Written exercise:
Filter this material down to the lines that hold "ſing", copying each one.

┌─ Records supplied

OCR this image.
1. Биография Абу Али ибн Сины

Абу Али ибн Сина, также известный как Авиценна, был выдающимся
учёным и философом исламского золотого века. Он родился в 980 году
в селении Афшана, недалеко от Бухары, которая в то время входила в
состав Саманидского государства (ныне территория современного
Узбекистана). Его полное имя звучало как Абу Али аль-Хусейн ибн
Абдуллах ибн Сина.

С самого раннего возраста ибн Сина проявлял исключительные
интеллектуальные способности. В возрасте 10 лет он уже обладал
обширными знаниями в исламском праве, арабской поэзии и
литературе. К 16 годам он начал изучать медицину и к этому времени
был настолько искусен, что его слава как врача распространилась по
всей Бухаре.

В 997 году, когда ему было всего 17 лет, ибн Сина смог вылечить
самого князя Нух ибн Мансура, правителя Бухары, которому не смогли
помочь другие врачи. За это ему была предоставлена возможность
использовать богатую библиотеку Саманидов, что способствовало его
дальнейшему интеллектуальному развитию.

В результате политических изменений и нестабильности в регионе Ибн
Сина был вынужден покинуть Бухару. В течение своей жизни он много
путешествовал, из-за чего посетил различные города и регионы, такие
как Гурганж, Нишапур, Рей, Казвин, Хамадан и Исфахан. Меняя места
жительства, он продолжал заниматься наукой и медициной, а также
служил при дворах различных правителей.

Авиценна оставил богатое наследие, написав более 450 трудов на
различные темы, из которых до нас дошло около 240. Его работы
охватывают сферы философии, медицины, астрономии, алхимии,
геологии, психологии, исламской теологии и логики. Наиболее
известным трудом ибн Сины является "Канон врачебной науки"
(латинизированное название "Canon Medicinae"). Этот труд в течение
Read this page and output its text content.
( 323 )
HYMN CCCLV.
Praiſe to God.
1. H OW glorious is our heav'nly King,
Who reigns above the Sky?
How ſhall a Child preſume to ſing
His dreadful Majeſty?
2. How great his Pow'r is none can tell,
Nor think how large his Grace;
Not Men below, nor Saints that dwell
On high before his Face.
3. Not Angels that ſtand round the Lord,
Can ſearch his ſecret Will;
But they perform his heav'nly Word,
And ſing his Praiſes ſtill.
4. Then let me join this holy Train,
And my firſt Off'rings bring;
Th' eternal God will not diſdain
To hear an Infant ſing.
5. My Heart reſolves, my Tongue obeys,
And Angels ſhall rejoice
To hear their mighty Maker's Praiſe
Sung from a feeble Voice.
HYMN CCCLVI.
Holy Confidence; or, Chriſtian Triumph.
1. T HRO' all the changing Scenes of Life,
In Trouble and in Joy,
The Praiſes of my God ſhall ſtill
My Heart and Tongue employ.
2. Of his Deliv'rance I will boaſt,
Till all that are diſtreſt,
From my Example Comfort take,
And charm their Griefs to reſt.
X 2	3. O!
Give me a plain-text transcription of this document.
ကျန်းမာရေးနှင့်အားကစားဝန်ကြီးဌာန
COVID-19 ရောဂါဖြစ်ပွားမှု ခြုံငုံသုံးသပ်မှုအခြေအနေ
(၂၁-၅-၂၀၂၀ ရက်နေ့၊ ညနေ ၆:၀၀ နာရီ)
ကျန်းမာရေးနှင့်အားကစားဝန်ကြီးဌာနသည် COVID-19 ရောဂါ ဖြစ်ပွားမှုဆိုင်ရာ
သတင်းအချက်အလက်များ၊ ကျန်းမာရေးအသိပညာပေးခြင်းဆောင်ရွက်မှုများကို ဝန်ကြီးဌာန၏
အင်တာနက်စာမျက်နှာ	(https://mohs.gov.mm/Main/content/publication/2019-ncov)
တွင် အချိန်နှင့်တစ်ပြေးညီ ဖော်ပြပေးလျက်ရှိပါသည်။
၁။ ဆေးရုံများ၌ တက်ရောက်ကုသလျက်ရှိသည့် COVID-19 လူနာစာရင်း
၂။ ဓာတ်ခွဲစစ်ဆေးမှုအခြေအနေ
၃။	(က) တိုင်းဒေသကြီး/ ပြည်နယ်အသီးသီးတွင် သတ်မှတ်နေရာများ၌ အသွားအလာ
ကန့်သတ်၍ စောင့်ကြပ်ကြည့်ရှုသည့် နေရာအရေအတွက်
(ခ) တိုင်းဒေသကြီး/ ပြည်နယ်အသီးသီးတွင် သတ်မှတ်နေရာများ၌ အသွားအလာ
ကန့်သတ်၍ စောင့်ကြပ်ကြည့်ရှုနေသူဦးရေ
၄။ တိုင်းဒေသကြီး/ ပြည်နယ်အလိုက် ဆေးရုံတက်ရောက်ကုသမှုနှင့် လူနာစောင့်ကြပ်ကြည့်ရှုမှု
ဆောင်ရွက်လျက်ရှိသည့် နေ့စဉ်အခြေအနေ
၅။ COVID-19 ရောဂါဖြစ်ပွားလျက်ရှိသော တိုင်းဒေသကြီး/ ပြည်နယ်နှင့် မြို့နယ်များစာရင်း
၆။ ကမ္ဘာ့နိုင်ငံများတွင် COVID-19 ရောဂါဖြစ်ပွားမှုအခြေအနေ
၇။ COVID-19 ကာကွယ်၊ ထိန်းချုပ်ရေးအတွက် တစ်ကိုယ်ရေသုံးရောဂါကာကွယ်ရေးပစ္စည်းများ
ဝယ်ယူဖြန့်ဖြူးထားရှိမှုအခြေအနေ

└─

Expected answer:
How ſhall a Child preſume to ſing
And ſing his Praiſes ſtill.
To hear an Infant ſing.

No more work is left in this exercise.